▸ **Description of the task**
Restate, word for word, every line of the data.

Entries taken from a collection
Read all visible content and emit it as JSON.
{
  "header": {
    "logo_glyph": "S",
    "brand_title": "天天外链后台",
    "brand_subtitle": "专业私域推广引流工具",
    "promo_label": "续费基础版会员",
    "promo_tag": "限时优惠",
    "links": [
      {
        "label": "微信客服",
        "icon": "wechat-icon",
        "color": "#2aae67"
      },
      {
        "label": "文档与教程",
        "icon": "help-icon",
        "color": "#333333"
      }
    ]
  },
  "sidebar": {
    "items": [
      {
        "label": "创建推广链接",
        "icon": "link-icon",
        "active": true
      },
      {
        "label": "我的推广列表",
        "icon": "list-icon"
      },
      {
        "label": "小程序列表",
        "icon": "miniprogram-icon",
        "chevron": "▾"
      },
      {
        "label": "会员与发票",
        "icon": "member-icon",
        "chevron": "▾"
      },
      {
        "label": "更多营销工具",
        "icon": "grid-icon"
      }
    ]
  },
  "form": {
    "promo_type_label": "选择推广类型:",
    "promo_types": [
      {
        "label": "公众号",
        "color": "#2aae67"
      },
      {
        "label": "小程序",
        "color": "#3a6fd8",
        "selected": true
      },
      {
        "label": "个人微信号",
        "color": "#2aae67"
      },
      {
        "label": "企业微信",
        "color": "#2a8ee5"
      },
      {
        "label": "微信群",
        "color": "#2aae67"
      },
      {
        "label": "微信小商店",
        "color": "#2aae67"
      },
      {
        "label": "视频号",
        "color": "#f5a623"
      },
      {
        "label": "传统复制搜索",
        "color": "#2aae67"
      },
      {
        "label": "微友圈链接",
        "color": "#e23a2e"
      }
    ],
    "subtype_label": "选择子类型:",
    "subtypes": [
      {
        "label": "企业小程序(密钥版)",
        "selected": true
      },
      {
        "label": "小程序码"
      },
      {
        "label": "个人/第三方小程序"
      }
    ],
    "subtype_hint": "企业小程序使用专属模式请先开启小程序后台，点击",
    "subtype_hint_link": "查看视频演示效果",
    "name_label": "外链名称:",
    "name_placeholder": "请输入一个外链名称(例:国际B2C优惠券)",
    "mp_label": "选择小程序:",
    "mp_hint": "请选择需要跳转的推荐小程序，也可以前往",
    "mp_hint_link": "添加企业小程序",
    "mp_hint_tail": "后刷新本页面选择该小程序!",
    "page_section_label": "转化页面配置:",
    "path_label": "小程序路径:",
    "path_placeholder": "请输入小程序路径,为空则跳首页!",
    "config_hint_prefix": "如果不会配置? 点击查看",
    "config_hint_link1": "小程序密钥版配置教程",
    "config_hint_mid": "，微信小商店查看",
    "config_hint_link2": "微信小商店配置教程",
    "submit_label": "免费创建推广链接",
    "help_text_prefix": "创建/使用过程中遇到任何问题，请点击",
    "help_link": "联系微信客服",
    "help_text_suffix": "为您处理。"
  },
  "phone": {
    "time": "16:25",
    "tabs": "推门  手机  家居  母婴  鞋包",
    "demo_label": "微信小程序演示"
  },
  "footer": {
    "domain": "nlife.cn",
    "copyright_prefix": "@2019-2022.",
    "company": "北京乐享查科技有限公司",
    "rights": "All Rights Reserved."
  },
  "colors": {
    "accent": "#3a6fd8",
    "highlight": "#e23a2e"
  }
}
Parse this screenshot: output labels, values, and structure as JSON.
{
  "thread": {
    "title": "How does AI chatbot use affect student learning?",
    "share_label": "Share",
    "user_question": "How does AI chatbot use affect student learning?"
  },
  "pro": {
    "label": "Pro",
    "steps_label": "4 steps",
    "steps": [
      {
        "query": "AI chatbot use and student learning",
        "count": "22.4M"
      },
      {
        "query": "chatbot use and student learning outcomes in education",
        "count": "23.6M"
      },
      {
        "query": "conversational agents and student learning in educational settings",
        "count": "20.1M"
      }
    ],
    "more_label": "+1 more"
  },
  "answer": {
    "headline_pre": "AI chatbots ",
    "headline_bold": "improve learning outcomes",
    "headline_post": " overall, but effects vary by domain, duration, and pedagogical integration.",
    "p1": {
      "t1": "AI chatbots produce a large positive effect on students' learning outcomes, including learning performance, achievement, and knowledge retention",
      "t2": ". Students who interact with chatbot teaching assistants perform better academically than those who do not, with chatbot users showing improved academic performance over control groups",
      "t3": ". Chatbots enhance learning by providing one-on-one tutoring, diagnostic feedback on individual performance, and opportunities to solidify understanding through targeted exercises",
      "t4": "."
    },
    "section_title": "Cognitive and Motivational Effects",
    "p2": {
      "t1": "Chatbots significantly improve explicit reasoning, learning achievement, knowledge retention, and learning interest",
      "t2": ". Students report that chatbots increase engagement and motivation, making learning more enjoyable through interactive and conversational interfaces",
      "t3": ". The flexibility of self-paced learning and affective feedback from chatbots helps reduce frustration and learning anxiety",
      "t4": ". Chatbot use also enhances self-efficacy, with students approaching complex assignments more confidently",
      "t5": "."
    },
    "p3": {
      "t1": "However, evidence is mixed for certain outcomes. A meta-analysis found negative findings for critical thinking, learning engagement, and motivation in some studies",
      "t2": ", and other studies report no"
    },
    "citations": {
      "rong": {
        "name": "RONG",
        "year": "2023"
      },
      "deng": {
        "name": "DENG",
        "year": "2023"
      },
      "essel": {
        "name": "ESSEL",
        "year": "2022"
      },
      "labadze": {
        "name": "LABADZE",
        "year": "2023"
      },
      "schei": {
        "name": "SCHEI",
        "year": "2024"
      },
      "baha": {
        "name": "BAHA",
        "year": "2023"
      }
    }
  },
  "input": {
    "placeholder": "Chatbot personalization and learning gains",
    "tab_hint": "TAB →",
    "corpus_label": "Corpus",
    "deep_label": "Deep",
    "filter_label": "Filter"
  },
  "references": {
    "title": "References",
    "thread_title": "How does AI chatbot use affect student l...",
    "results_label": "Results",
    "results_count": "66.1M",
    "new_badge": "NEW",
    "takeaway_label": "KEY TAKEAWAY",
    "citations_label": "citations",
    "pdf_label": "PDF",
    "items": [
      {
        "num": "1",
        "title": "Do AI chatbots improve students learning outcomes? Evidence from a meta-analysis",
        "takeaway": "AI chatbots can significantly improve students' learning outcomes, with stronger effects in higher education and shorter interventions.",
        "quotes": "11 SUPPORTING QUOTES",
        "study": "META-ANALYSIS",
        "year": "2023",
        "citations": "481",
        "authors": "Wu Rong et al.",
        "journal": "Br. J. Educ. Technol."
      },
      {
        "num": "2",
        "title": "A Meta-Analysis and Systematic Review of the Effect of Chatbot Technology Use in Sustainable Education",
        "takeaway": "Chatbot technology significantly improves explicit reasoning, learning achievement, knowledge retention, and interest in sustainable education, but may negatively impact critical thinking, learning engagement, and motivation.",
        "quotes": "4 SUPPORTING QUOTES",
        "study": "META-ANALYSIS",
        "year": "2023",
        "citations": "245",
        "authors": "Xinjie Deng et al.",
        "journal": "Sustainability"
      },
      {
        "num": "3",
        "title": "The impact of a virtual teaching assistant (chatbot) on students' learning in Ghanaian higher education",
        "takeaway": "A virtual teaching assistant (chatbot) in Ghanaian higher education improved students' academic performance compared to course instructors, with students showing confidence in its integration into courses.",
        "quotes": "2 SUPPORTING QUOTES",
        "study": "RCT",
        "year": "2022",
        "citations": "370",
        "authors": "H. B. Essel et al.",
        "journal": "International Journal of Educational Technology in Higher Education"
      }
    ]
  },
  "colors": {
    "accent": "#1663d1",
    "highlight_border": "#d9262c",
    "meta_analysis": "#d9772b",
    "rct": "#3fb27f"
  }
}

▸ **Written answer**
Read all visible content and emit it as JSON.
{
  "header": {
    "logo_glyph": "S",
    "brand_title": "天天外链后台",
    "brand_subtitle": "专业私域推广引流工具",
    "promo_label": "续费基础版会员",
    "promo_tag": "限时优惠",
    "links": [
      {
        "label": "微信客服",
        "icon": "wechat-icon",
        "color": "#2aae67"
      },
      {
        "label": "文档与教程",
        "icon": "help-icon",
        "color": "#333333"
      }
    ]
  },
  "sidebar": {
    "items": [
      {
        "label": "创建推广链接",
        "icon": "link-icon",
        "active": true
      },
      {
        "label": "我的推广列表",
        "icon": "list-icon"
      },
      {
        "label": "小程序列表",
        "icon": "miniprogram-icon",
        "chevron": "▾"
      },
      {
        "label": "会员与发票",
        "icon": "member-icon",
        "chevron": "▾"
      },
      {
        "label": "更多营销工具",
        "icon": "grid-icon"
      }
    ]
  },
  "form": {
    "promo_type_label": "选择推广类型:",
    "promo_types": [
      {
        "label": "公众号",
        "color": "#2aae67"
      },
      {
        "label": "小程序",
        "color": "#3a6fd8",
        "selected": true
      },
      {
        "label": "个人微信号",
        "color": "#2aae67"
      },
      {
        "label": "企业微信",
        "color": "#2a8ee5"
      },
      {
        "label": "微信群",
        "color": "#2aae67"
      },
      {
        "label": "微信小商店",
        "color": "#2aae67"
      },
      {
        "label": "视频号",
        "color": "#f5a623"
      },
      {
        "label": "传统复制搜索",
        "color": "#2aae67"
      },
      {
        "label": "微友圈链接",
        "color": "#e23a2e"
      }
    ],
    "subtype_label": "选择子类型:",
    "subtypes": [
      {
        "label": "企业小程序(密钥版)",
        "selected": true
      },
      {
        "label": "小程序码"
      },
      {
        "label": "个人/第三方小程序"
      }
    ],
    "subtype_hint": "企业小程序使用专属模式请先开启小程序后台，点击",
    "subtype_hint_link": "查看视频演示效果",
    "name_label": "外链名称:",
    "name_placeholder": "请输入一个外链名称(例:国际B2C优惠券)",
    "mp_label": "选择小程序:",
    "mp_hint": "请选择需要跳转的推荐小程序，也可以前往",
    "mp_hint_link": "添加企业小程序",
    "mp_hint_tail": "后刷新本页面选择该小程序!",
    "page_section_label": "转化页面配置:",
    "path_label": "小程序路径:",
    "path_placeholder": "请输入小程序路径,为空则跳首页!",
    "config_hint_prefix": "如果不会配置? 点击查看",
    "config_hint_link1": "小程序密钥版配置教程",
    "config_hint_mid": "，微信小商店查看",
    "config_hint_link2": "微信小商店配置教程",
    "submit_label": "免费创建推广链接",
    "help_text_prefix": "创建/使用过程中遇到任何问题，请点击",
    "help_link": "联系微信客服",
    "help_text_suffix": "为您处理。"
  },
  "phone": {
    "time": "16:25",
    "tabs": "推门  手机  家居  母婴  鞋包",
    "demo_label": "微信小程序演示"
  },
  "footer": {
    "domain": "nlife.cn",
    "copyright_prefix": "@2019-2022.",
    "company": "北京乐享查科技有限公司",
    "rights": "All Rights Reserved."
  },
  "colors": {
    "accent": "#3a6fd8",
    "highlight": "#e23a2e"
  }
}
Parse this screenshot: output labels, values, and structure as JSON.
{
  "thread": {
    "title": "How does AI chatbot use affect student learning?",
    "share_label": "Share",
    "user_question": "How does AI chatbot use affect student learning?"
  },
  "pro": {
    "label": "Pro",
    "steps_label": "4 steps",
    "steps": [
      {
        "query": "AI chatbot use and student learning",
        "count": "22.4M"
      },
      {
        "query": "chatbot use and student learning outcomes in education",
        "count": "23.6M"
      },
      {
        "query": "conversational agents and student learning in educational settings",
        "count": "20.1M"
      }
    ],
    "more_label": "+1 more"
  },
  "answer": {
    "headline_pre": "AI chatbots ",
    "headline_bold": "improve learning outcomes",
    "headline_post": " overall, but effects vary by domain, duration, and pedagogical integration.",
    "p1": {
      "t1": "AI chatbots produce a large positive effect on students' learning outcomes, including learning performance, achievement, and knowledge retention",
      "t2": ". Students who interact with chatbot teaching assistants perform better academically than those who do not, with chatbot users showing improved academic performance over control groups",
      "t3": ". Chatbots enhance learning by providing one-on-one tutoring, diagnostic feedback on individual performance, and opportunities to solidify understanding through targeted exercises",
      "t4": "."
    },
    "section_title": "Cognitive and Motivational Effects",
    "p2": {
      "t1": "Chatbots significantly improve explicit reasoning, learning achievement, knowledge retention, and learning interest",
      "t2": ". Students report that chatbots increase engagement and motivation, making learning more enjoyable through interactive and conversational interfaces",
      "t3": ". The flexibility of self-paced learning and affective feedback from chatbots helps reduce frustration and learning anxiety",
      "t4": ". Chatbot use also enhances self-efficacy, with students approaching complex assignments more confidently",
      "t5": "."
    },
    "p3": {
      "t1": "However, evidence is mixed for certain outcomes. A meta-analysis found negative findings for critical thinking, learning engagement, and motivation in some studies",
      "t2": ", and other studies report no"
    },
    "citations": {
      "rong": {
        "name": "RONG",
        "year": "2023"
      },
      "deng": {
        "name": "DENG",
        "year": "2023"
      },
      "essel": {
        "name": "ESSEL",
        "year": "2022"
      },
      "labadze": {
        "name": "LABADZE",
        "year": "2023"
      },
      "schei": {
        "name": "SCHEI",
        "year": "2024"
      },
      "baha": {
        "name": "BAHA",
        "year": "2023"
      }
    }
  },
  "input": {
    "placeholder": "Chatbot personalization and learning gains",
    "tab_hint": "TAB →",
    "corpus_label": "Corpus",
    "deep_label": "Deep",
    "filter_label": "Filter"
  },
  "references": {
    "title": "References",
    "thread_title": "How does AI chatbot use affect student l...",
    "results_label": "Results",
    "results_count": "66.1M",
    "new_badge": "NEW",
    "takeaway_label": "KEY TAKEAWAY",
    "citations_label": "citations",
    "pdf_label": "PDF",
    "items": [
      {
        "num": "1",
        "title": "Do AI chatbots improve students learning outcomes? Evidence from a meta-analysis",
        "takeaway": "AI chatbots can significantly improve students' learning outcomes, with stronger effects in higher education and shorter interventions.",
        "quotes": "11 SUPPORTING QUOTES",
        "study": "META-ANALYSIS",
        "year": "2023",
        "citations": "481",
        "authors": "Wu Rong et al.",
        "journal": "Br. J. Educ. Technol."
      },
      {
        "num": "2",
        "title": "A Meta-Analysis and Systematic Review of the Effect of Chatbot Technology Use in Sustainable Education",
        "takeaway": "Chatbot technology significantly improves explicit reasoning, learning achievement, knowledge retention, and interest in sustainable education, but may negatively impact critical thinking, learning engagement, and motivation.",
        "quotes": "4 SUPPORTING QUOTES",
        "study": "META-ANALYSIS",
        "year": "2023",
        "citations": "245",
        "authors": "Xinjie Deng et al.",
        "journal": "Sustainability"
      },
      {
        "num": "3",
        "title": "The impact of a virtual teaching assistant (chatbot) on students' learning in Ghanaian higher education",
        "takeaway": "A virtual teaching assistant (chatbot) in Ghanaian higher education improved students' academic performance compared to course instructors, with students showing confidence in its integration into courses.",
        "quotes": "2 SUPPORTING QUOTES",
        "study": "RCT",
        "year": "2022",
        "citations": "370",
        "authors": "H. B. Essel et al.",
        "journal": "International Journal of Educational Technology in Higher Education"
      }
    ]
  },
  "colors": {
    "accent": "#1663d1",
    "highlight_border": "#d9262c",
    "meta_analysis": "#d9772b",
    "rct": "#3fb27f"
  }
}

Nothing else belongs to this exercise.